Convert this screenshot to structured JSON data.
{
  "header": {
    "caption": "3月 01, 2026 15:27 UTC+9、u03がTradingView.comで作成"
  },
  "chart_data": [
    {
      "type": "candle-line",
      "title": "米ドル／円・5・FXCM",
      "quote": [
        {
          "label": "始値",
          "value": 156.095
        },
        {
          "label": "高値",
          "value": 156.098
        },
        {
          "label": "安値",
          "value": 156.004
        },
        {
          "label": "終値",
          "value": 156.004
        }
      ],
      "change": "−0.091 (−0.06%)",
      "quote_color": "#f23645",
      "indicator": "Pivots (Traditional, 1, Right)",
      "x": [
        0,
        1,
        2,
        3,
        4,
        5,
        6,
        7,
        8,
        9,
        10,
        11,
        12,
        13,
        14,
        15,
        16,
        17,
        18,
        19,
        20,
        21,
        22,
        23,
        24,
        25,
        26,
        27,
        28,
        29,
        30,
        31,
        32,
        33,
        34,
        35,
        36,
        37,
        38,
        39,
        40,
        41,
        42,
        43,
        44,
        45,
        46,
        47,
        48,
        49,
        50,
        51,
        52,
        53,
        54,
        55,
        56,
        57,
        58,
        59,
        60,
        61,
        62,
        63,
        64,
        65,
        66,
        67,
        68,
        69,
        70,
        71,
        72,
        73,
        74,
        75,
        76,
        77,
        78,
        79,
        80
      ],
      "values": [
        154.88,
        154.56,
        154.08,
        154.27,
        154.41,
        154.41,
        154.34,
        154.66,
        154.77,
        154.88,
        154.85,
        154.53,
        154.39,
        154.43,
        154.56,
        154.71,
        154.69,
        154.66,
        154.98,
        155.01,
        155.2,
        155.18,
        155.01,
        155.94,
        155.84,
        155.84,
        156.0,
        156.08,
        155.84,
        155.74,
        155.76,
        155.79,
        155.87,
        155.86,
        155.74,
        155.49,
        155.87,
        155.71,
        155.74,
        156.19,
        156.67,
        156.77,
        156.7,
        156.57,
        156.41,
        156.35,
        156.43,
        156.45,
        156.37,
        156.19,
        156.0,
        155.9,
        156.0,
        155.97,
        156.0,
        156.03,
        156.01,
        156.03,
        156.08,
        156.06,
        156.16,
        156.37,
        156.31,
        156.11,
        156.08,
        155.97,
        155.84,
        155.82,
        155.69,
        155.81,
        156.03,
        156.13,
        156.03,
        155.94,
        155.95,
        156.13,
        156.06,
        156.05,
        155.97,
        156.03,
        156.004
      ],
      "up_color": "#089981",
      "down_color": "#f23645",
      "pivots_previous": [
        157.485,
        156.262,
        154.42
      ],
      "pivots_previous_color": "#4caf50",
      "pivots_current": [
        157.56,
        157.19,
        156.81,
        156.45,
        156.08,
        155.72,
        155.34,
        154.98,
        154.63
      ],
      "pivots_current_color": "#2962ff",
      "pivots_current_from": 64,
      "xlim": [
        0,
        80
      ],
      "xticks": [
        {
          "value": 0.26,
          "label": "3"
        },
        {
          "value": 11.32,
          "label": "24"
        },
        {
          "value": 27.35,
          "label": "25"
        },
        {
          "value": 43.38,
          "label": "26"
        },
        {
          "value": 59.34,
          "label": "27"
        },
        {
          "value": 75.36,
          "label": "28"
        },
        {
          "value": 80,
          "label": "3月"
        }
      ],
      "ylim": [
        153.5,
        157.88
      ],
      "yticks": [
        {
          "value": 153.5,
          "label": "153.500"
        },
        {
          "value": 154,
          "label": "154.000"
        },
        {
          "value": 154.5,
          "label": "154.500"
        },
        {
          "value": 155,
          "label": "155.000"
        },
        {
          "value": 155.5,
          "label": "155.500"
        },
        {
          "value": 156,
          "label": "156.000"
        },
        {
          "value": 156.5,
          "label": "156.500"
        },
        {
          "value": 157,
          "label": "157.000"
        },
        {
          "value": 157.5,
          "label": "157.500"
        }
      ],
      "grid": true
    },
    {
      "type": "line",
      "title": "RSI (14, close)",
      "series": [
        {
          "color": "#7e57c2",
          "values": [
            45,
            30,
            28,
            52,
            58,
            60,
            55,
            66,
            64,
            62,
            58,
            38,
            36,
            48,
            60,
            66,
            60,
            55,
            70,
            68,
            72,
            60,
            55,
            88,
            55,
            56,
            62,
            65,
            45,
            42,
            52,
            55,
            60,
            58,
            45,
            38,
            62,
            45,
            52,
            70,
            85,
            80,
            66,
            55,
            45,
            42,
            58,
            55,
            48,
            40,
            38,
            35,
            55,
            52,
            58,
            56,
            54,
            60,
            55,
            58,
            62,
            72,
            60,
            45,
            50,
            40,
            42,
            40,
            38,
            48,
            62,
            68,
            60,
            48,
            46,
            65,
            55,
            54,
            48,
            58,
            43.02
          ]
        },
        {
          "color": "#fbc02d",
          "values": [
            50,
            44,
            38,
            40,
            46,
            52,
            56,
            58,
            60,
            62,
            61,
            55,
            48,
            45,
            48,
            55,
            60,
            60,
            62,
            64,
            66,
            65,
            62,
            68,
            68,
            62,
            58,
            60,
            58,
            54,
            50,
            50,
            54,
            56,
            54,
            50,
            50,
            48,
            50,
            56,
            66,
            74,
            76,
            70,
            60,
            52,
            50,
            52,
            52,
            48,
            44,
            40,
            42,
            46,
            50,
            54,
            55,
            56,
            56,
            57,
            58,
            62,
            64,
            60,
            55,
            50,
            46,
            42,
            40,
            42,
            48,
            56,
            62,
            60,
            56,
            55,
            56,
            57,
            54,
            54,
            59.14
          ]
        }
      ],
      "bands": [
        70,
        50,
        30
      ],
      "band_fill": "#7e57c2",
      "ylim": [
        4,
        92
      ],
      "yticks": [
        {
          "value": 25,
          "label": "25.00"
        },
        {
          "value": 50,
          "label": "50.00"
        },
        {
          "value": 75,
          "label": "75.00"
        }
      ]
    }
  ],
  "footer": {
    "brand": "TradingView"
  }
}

• • •

## EXERCISE DIRECTIONS
Output all of the data above without any alteration.

## OUTPUT BELOW
Convert this screenshot to structured JSON data.
{
  "header": {
    "caption": "3月 01, 2026 15:27 UTC+9、u03がTradingView.comで作成"
  },
  "chart_data": [
    {
      "type": "candle-line",
      "title": "米ドル／円・5・FXCM",
      "quote": [
        {
          "label": "始値",
          "value": 156.095
        },
        {
          "label": "高値",
          "value": 156.098
        },
        {
          "label": "安値",
          "value": 156.004
        },
        {
          "label": "終値",
          "value": 156.004
        }
      ],
      "change": "−0.091 (−0.06%)",
      "quote_color": "#f23645",
      "indicator": "Pivots (Traditional, 1, Right)",
      "x": [
        0,
        1,
        2,
        3,
        4,
        5,
        6,
        7,
        8,
        9,
        10,
        11,
        12,
        13,
        14,
        15,
        16,
        17,
        18,
        19,
        20,
        21,
        22,
        23,
        24,
        25,
        26,
        27,
        28,
        29,
        30,
        31,
        32,
        33,
        34,
        35,
        36,
        37,
        38,
        39,
        40,
        41,
        42,
        43,
        44,
        45,
        46,
        47,
        48,
        49,
        50,
        51,
        52,
        53,
        54,
        55,
        56,
        57,
        58,
        59,
        60,
        61,
        62,
        63,
        64,
        65,
        66,
        67,
        68,
        69,
        70,
        71,
        72,
        73,
        74,
        75,
        76,
        77,
        78,
        79,
        80
      ],
      "values": [
        154.88,
        154.56,
        154.08,
        154.27,
        154.41,
        154.41,
        154.34,
        154.66,
        154.77,
        154.88,
        154.85,
        154.53,
        154.39,
        154.43,
        154.56,
        154.71,
        154.69,
        154.66,
        154.98,
        155.01,
        155.2,
        155.18,
        155.01,
        155.94,
        155.84,
        155.84,
        156.0,
        156.08,
        155.84,
        155.74,
        155.76,
        155.79,
        155.87,
        155.86,
        155.74,
        155.49,
        155.87,
        155.71,
        155.74,
        156.19,
        156.67,
        156.77,
        156.7,
        156.57,
        156.41,
        156.35,
        156.43,
        156.45,
        156.37,
        156.19,
        156.0,
        155.9,
        156.0,
        155.97,
        156.0,
        156.03,
        156.01,
        156.03,
        156.08,
        156.06,
        156.16,
        156.37,
        156.31,
        156.11,
        156.08,
        155.97,
        155.84,
        155.82,
        155.69,
        155.81,
        156.03,
        156.13,
        156.03,
        155.94,
        155.95,
        156.13,
        156.06,
        156.05,
        155.97,
        156.03,
        156.004
      ],
      "up_color": "#089981",
      "down_color": "#f23645",
      "pivots_previous": [
        157.485,
        156.262,
        154.42
      ],
      "pivots_previous_color": "#4caf50",
      "pivots_current": [
        157.56,
        157.19,
        156.81,
        156.45,
        156.08,
        155.72,
        155.34,
        154.98,
        154.63
      ],
      "pivots_current_color": "#2962ff",
      "pivots_current_from": 64,
      "xlim": [
        0,
        80
      ],
      "xticks": [
        {
          "value": 0.26,
          "label": "3"
        },
        {
          "value": 11.32,
          "label": "24"
        },
        {
          "value": 27.35,
          "label": "25"
        },
        {
          "value": 43.38,
          "label": "26"
        },
        {
          "value": 59.34,
          "label": "27"
        },
        {
          "value": 75.36,
          "label": "28"
        },
        {
          "value": 80,
          "label": "3月"
        }
      ],
      "ylim": [
        153.5,
        157.88
      ],
      "yticks": [
        {
          "value": 153.5,
          "label": "153.500"
        },
        {
          "value": 154,
          "label": "154.000"
        },
        {
          "value": 154.5,
          "label": "154.500"
        },
        {
          "value": 155,
          "label": "155.000"
        },
        {
          "value": 155.5,
          "label": "155.500"
        },
        {
          "value": 156,
          "label": "156.000"
        },
        {
          "value": 156.5,
          "label": "156.500"
        },
        {
          "value": 157,
          "label": "157.000"
        },
        {
          "value": 157.5,
          "label": "157.500"
        }
      ],
      "grid": true
    },
    {
      "type": "line",
      "title": "RSI (14, close)",
      "series": [
        {
          "color": "#7e57c2",
          "values": [
            45,
            30,
            28,
            52,
            58,
            60,
            55,
            66,
            64,
            62,
            58,
            38,
            36,
            48,
            60,
            66,
            60,
            55,
            70,
            68,
            72,
            60,
            55,
            88,
            55,
            56,
            62,
            65,
            45,
            42,
            52,
            55,
            60,
            58,
            45,
            38,
            62,
            45,
            52,
            70,
            85,
            80,
            66,
            55,
            45,
            42,
            58,
            55,
            48,
            40,
            38,
            35,
            55,
            52,
            58,
            56,
            54,
            60,
            55,
            58,
            62,
            72,
            60,
            45,
            50,
            40,
            42,
            40,
            38,
            48,
            62,
            68,
            60,
            48,
            46,
            65,
            55,
            54,
            48,
            58,
            43.02
          ]
        },
        {
          "color": "#fbc02d",
          "values": [
            50,
            44,
            38,
            40,
            46,
            52,
            56,
            58,
            60,
            62,
            61,
            55,
            48,
            45,
            48,
            55,
            60,
            60,
            62,
            64,
            66,
            65,
            62,
            68,
            68,
            62,
            58,
            60,
            58,
            54,
            50,
            50,
            54,
            56,
            54,
            50,
            50,
            48,
            50,
            56,
            66,
            74,
            76,
            70,
            60,
            52,
            50,
            52,
            52,
            48,
            44,
            40,
            42,
            46,
            50,
            54,
            55,
            56,
            56,
            57,
            58,
            62,
            64,
            60,
            55,
            50,
            46,
            42,
            40,
            42,
            48,
            56,
            62,
            60,
            56,
            55,
            56,
            57,
            54,
            54,
            59.14
          ]
        }
      ],
      "bands": [
        70,
        50,
        30
      ],
      "band_fill": "#7e57c2",
      "ylim": [
        4,
        92
      ],
      "yticks": [
        {
          "value": 25,
          "label": "25.00"
        },
        {
          "value": 50,
          "label": "50.00"
        },
        {
          "value": 75,
          "label": "75.00"
        }
      ]
    }
  ],
  "footer": {
    "brand": "TradingView"
  }
}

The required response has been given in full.